▶ Supplied data:
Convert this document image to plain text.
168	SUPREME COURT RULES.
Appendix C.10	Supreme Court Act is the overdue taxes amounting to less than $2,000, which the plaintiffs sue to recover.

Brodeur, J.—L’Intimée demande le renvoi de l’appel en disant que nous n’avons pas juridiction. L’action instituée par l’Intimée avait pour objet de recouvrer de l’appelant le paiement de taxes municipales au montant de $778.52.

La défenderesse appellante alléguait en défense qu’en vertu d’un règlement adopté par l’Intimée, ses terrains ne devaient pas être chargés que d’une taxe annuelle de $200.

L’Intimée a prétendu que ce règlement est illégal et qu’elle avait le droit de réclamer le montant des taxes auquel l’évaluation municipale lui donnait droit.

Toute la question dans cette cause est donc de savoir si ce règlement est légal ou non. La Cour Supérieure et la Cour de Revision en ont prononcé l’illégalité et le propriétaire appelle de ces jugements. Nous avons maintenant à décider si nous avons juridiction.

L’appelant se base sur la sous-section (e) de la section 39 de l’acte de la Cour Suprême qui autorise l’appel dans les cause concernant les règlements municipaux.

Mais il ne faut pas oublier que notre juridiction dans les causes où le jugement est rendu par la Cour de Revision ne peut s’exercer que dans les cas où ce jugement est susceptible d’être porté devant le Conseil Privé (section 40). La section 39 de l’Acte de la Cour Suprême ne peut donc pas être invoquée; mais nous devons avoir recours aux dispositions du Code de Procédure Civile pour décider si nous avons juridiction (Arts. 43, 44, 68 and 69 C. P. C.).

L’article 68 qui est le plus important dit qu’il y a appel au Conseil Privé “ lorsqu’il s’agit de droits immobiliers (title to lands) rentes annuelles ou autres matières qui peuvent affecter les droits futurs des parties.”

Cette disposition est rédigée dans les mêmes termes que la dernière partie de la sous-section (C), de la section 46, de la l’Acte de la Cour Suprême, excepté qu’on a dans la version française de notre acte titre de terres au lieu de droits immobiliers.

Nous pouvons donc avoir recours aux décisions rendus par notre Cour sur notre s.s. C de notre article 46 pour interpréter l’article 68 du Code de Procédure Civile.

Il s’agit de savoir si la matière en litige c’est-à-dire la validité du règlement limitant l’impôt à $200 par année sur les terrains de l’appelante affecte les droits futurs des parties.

▶ Exercise directions:
Copy each line of the listing that holds the word "Suprême".

▶ Full solution:
L’appelant se base sur la sous-section (e) de la section 39 de l’acte de la Cour Suprême qui autorise l’appel dans les cause concernant les règlements municipaux.
Mais il ne faut pas oublier que notre juridiction dans les causes où le jugement est rendu par la Cour de Revision ne peut s’exercer que dans les cas où ce jugement est susceptible d’être porté devant le Conseil Privé (section 40). La section 39 de l’Acte de la Cour Suprême ne peut donc pas être invoquée; mais nous devons avoir recours aux dispositions du Code de Procédure Civile pour décider si nous avons juridiction (Arts. 43, 44, 68 and 69 C. P. C.).
Cette disposition est rédigée dans les mêmes termes que la dernière partie de la sous-section (C), de la section 46, de la l’Acte de la Cour Suprême, excepté qu’on a dans la version française de notre acte titre de terres au lieu de droits immobiliers.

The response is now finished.